---------- Task input

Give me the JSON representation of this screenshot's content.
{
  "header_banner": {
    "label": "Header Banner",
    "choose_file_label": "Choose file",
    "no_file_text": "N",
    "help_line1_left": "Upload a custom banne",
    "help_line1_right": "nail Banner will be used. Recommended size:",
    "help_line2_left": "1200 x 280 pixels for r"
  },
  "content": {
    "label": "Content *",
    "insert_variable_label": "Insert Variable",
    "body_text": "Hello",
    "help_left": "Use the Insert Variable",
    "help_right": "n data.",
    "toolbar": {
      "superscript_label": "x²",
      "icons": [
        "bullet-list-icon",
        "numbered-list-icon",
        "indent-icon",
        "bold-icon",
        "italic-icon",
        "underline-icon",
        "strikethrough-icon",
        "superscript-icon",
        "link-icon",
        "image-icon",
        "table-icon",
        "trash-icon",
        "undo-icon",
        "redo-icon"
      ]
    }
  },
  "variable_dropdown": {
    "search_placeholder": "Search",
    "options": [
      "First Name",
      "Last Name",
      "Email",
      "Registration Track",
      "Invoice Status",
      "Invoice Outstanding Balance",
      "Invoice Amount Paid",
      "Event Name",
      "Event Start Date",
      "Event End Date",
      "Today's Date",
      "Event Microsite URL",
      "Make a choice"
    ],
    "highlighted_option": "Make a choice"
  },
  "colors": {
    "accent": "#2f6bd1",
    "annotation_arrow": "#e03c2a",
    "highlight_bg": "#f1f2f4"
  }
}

--------------------

*Short task*: All of the lines above must be returned exactly.

*Output of the exercise*:
Give me the JSON representation of this screenshot's content.
{
  "header_banner": {
    "label": "Header Banner",
    "choose_file_label": "Choose file",
    "no_file_text": "N",
    "help_line1_left": "Upload a custom banne",
    "help_line1_right": "nail Banner will be used. Recommended size:",
    "help_line2_left": "1200 x 280 pixels for r"
  },
  "content": {
    "label": "Content *",
    "insert_variable_label": "Insert Variable",
    "body_text": "Hello",
    "help_left": "Use the Insert Variable",
    "help_right": "n data.",
    "toolbar": {
      "superscript_label": "x²",
      "icons": [
        "bullet-list-icon",
        "numbered-list-icon",
        "indent-icon",
        "bold-icon",
        "italic-icon",
        "underline-icon",
        "strikethrough-icon",
        "superscript-icon",
        "link-icon",
        "image-icon",
        "table-icon",
        "trash-icon",
        "undo-icon",
        "redo-icon"
      ]
    }
  },
  "variable_dropdown": {
    "search_placeholder": "Search",
    "options": [
      "First Name",
      "Last Name",
      "Email",
      "Registration Track",
      "Invoice Status",
      "Invoice Outstanding Balance",
      "Invoice Amount Paid",
      "Event Name",
      "Event Start Date",
      "Event End Date",
      "Today's Date",
      "Event Microsite URL",
      "Make a choice"
    ],
    "highlighted_option": "Make a choice"
  },
  "colors": {
    "accent": "#2f6bd1",
    "annotation_arrow": "#e03c2a",
    "highlight_bg": "#f1f2f4"
  }
}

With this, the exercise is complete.